• Task to complete:
Search the records below for the word "labels". Pull out each line that has it.
# START OF Material
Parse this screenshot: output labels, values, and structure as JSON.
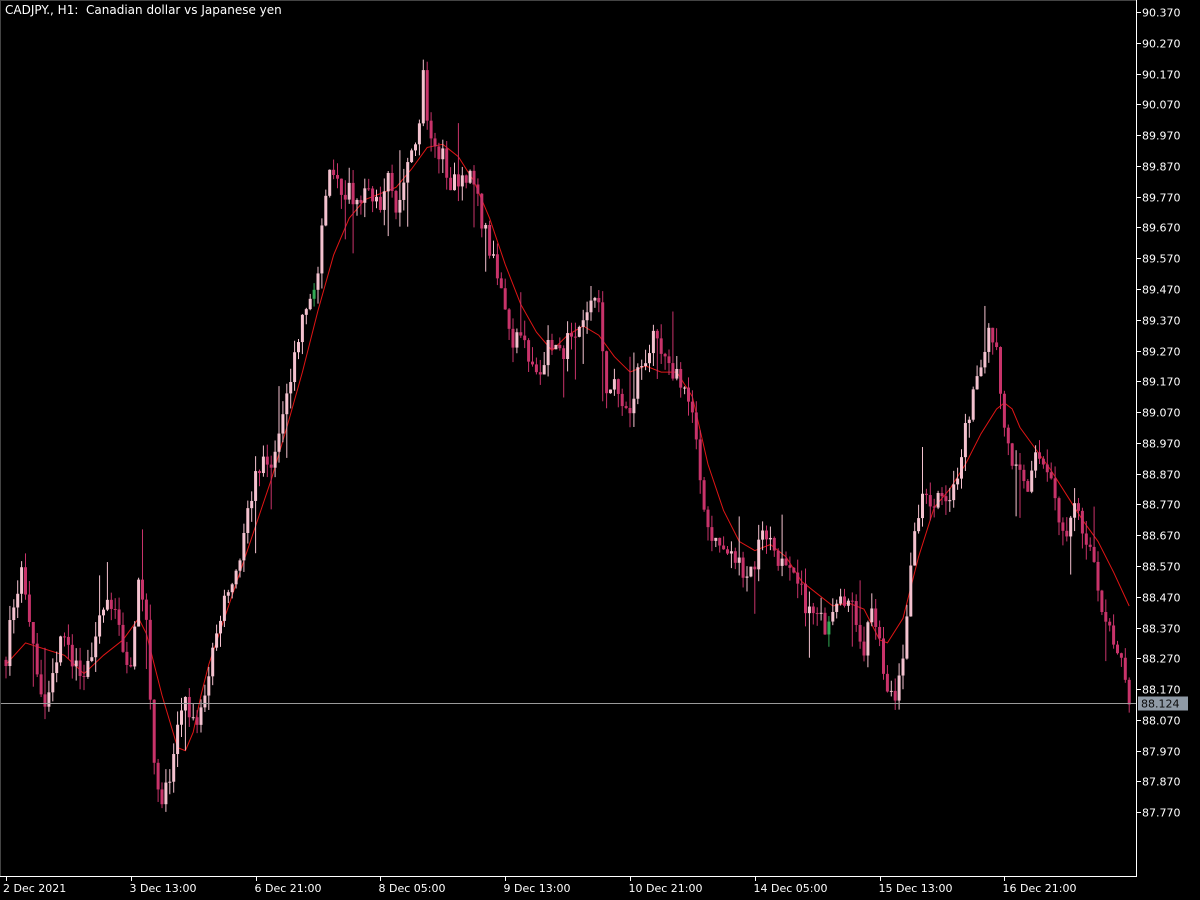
{
  "header": {
    "symbol_timeframe": "CADJPY., H1:",
    "description": "Canadian dollar vs Japanese yen"
  },
  "colors": {
    "background": "#000000",
    "axis_line": "#ffffff",
    "axis_text": "#ffffff",
    "candle_bear": "#c8336a",
    "candle_bull": "#f4c2cf",
    "candle_bull_green": "#33aa55",
    "moving_average": "#e01515",
    "bid_line": "#9a9a9a",
    "price_tag_bg": "#8f9aa6",
    "price_tag_text": "#0a0a0a"
  },
  "chart_data": {
    "type": "candlestick",
    "symbol": "CADJPY.",
    "timeframe": "H1",
    "title": "Canadian dollar vs Japanese yen",
    "current_price": "88.124",
    "y_axis": {
      "min": 87.67,
      "max": 90.37,
      "ticks": [
        "90.370",
        "90.270",
        "90.170",
        "90.070",
        "89.970",
        "89.870",
        "89.770",
        "89.670",
        "89.570",
        "89.470",
        "89.370",
        "89.270",
        "89.170",
        "89.070",
        "88.970",
        "88.870",
        "88.770",
        "88.670",
        "88.570",
        "88.470",
        "88.370",
        "88.270",
        "88.170",
        "88.070",
        "87.970",
        "87.870",
        "87.770"
      ]
    },
    "x_axis": {
      "labels": [
        {
          "label": "2 Dec 2021",
          "bar": 0
        },
        {
          "label": "3 Dec 13:00",
          "bar": 32
        },
        {
          "label": "6 Dec 21:00",
          "bar": 64
        },
        {
          "label": "8 Dec 05:00",
          "bar": 96
        },
        {
          "label": "9 Dec 13:00",
          "bar": 128
        },
        {
          "label": "10 Dec 21:00",
          "bar": 160
        },
        {
          "label": "14 Dec 05:00",
          "bar": 192
        },
        {
          "label": "15 Dec 13:00",
          "bar": 224
        },
        {
          "label": "16 Dec 21:00",
          "bar": 256
        }
      ]
    },
    "close_path": [
      [
        0,
        88.28
      ],
      [
        2,
        88.45
      ],
      [
        4,
        88.55
      ],
      [
        6,
        88.4
      ],
      [
        8,
        88.2
      ],
      [
        10,
        88.1
      ],
      [
        12,
        88.2
      ],
      [
        14,
        88.35
      ],
      [
        16,
        88.3
      ],
      [
        18,
        88.25
      ],
      [
        20,
        88.18
      ],
      [
        22,
        88.3
      ],
      [
        24,
        88.38
      ],
      [
        26,
        88.45
      ],
      [
        28,
        88.4
      ],
      [
        30,
        88.3
      ],
      [
        32,
        88.22
      ],
      [
        34,
        88.55
      ],
      [
        36,
        88.4
      ],
      [
        38,
        87.9
      ],
      [
        40,
        87.78
      ],
      [
        42,
        87.9
      ],
      [
        44,
        88.05
      ],
      [
        46,
        88.15
      ],
      [
        48,
        88.05
      ],
      [
        50,
        88.12
      ],
      [
        52,
        88.2
      ],
      [
        54,
        88.35
      ],
      [
        56,
        88.48
      ],
      [
        58,
        88.52
      ],
      [
        60,
        88.6
      ],
      [
        62,
        88.75
      ],
      [
        64,
        88.85
      ],
      [
        66,
        88.9
      ],
      [
        68,
        88.88
      ],
      [
        70,
        89.0
      ],
      [
        72,
        89.1
      ],
      [
        74,
        89.25
      ],
      [
        76,
        89.38
      ],
      [
        78,
        89.45
      ],
      [
        80,
        89.5
      ],
      [
        82,
        89.8
      ],
      [
        84,
        89.87
      ],
      [
        86,
        89.8
      ],
      [
        88,
        89.78
      ],
      [
        90,
        89.75
      ],
      [
        92,
        89.8
      ],
      [
        94,
        89.78
      ],
      [
        96,
        89.7
      ],
      [
        98,
        89.82
      ],
      [
        100,
        89.7
      ],
      [
        102,
        89.85
      ],
      [
        104,
        89.95
      ],
      [
        106,
        90.0
      ],
      [
        107,
        90.2
      ],
      [
        108,
        90.0
      ],
      [
        110,
        89.92
      ],
      [
        112,
        89.9
      ],
      [
        114,
        89.8
      ],
      [
        116,
        89.83
      ],
      [
        118,
        89.85
      ],
      [
        120,
        89.8
      ],
      [
        122,
        89.7
      ],
      [
        124,
        89.6
      ],
      [
        126,
        89.5
      ],
      [
        128,
        89.42
      ],
      [
        130,
        89.3
      ],
      [
        132,
        89.35
      ],
      [
        134,
        89.22
      ],
      [
        136,
        89.2
      ],
      [
        138,
        89.25
      ],
      [
        140,
        89.3
      ],
      [
        142,
        89.25
      ],
      [
        144,
        89.3
      ],
      [
        146,
        89.28
      ],
      [
        148,
        89.35
      ],
      [
        150,
        89.45
      ],
      [
        152,
        89.4
      ],
      [
        154,
        89.15
      ],
      [
        156,
        89.15
      ],
      [
        158,
        89.1
      ],
      [
        160,
        89.05
      ],
      [
        162,
        89.2
      ],
      [
        164,
        89.25
      ],
      [
        166,
        89.3
      ],
      [
        168,
        89.25
      ],
      [
        170,
        89.2
      ],
      [
        172,
        89.2
      ],
      [
        174,
        89.15
      ],
      [
        176,
        89.05
      ],
      [
        178,
        88.85
      ],
      [
        180,
        88.7
      ],
      [
        182,
        88.65
      ],
      [
        184,
        88.62
      ],
      [
        186,
        88.6
      ],
      [
        188,
        88.58
      ],
      [
        190,
        88.55
      ],
      [
        192,
        88.58
      ],
      [
        194,
        88.7
      ],
      [
        196,
        88.65
      ],
      [
        198,
        88.6
      ],
      [
        200,
        88.55
      ],
      [
        202,
        88.52
      ],
      [
        204,
        88.48
      ],
      [
        206,
        88.42
      ],
      [
        208,
        88.4
      ],
      [
        210,
        88.38
      ],
      [
        212,
        88.45
      ],
      [
        214,
        88.5
      ],
      [
        216,
        88.45
      ],
      [
        218,
        88.4
      ],
      [
        220,
        88.3
      ],
      [
        222,
        88.45
      ],
      [
        224,
        88.3
      ],
      [
        226,
        88.15
      ],
      [
        228,
        88.14
      ],
      [
        230,
        88.3
      ],
      [
        232,
        88.55
      ],
      [
        234,
        88.75
      ],
      [
        236,
        88.8
      ],
      [
        238,
        88.78
      ],
      [
        240,
        88.82
      ],
      [
        242,
        88.8
      ],
      [
        244,
        88.85
      ],
      [
        246,
        89.0
      ],
      [
        248,
        89.15
      ],
      [
        250,
        89.25
      ],
      [
        252,
        89.35
      ],
      [
        254,
        89.3
      ],
      [
        255,
        89.1
      ],
      [
        256,
        89.0
      ],
      [
        258,
        88.9
      ],
      [
        260,
        88.85
      ],
      [
        262,
        88.8
      ],
      [
        264,
        88.95
      ],
      [
        266,
        88.9
      ],
      [
        268,
        88.85
      ],
      [
        270,
        88.7
      ],
      [
        272,
        88.65
      ],
      [
        274,
        88.75
      ],
      [
        276,
        88.68
      ],
      [
        278,
        88.6
      ],
      [
        280,
        88.5
      ],
      [
        282,
        88.4
      ],
      [
        284,
        88.3
      ],
      [
        286,
        88.24
      ],
      [
        288,
        88.12
      ]
    ],
    "ma_path": [
      [
        0,
        88.25
      ],
      [
        5,
        88.32
      ],
      [
        10,
        88.3
      ],
      [
        15,
        88.28
      ],
      [
        20,
        88.22
      ],
      [
        25,
        88.28
      ],
      [
        30,
        88.33
      ],
      [
        34,
        88.4
      ],
      [
        36,
        88.35
      ],
      [
        40,
        88.15
      ],
      [
        44,
        87.98
      ],
      [
        46,
        87.97
      ],
      [
        48,
        88.03
      ],
      [
        50,
        88.15
      ],
      [
        52,
        88.25
      ],
      [
        56,
        88.4
      ],
      [
        60,
        88.55
      ],
      [
        64,
        88.7
      ],
      [
        68,
        88.85
      ],
      [
        72,
        89.02
      ],
      [
        76,
        89.2
      ],
      [
        80,
        89.4
      ],
      [
        84,
        89.58
      ],
      [
        88,
        89.7
      ],
      [
        92,
        89.76
      ],
      [
        96,
        89.78
      ],
      [
        100,
        89.8
      ],
      [
        104,
        89.86
      ],
      [
        108,
        89.93
      ],
      [
        112,
        89.94
      ],
      [
        116,
        89.9
      ],
      [
        120,
        89.82
      ],
      [
        124,
        89.7
      ],
      [
        128,
        89.55
      ],
      [
        132,
        89.42
      ],
      [
        136,
        89.33
      ],
      [
        140,
        89.27
      ],
      [
        144,
        89.32
      ],
      [
        148,
        89.35
      ],
      [
        152,
        89.32
      ],
      [
        156,
        89.25
      ],
      [
        160,
        89.2
      ],
      [
        164,
        89.22
      ],
      [
        168,
        89.2
      ],
      [
        172,
        89.2
      ],
      [
        176,
        89.12
      ],
      [
        180,
        88.9
      ],
      [
        184,
        88.75
      ],
      [
        188,
        88.65
      ],
      [
        192,
        88.62
      ],
      [
        196,
        88.64
      ],
      [
        200,
        88.6
      ],
      [
        204,
        88.52
      ],
      [
        208,
        88.48
      ],
      [
        212,
        88.44
      ],
      [
        216,
        88.45
      ],
      [
        220,
        88.43
      ],
      [
        224,
        88.33
      ],
      [
        226,
        88.32
      ],
      [
        230,
        88.4
      ],
      [
        234,
        88.6
      ],
      [
        238,
        88.76
      ],
      [
        242,
        88.82
      ],
      [
        246,
        88.9
      ],
      [
        250,
        89.0
      ],
      [
        254,
        89.08
      ],
      [
        256,
        89.1
      ],
      [
        258,
        89.08
      ],
      [
        260,
        89.02
      ],
      [
        264,
        88.95
      ],
      [
        268,
        88.88
      ],
      [
        272,
        88.8
      ],
      [
        276,
        88.72
      ],
      [
        280,
        88.65
      ],
      [
        284,
        88.55
      ],
      [
        288,
        88.44
      ]
    ]
  }
}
# END OF Material
• Task response:
Parse this screenshot: output labels, values, and structure as JSON.
      "labels": [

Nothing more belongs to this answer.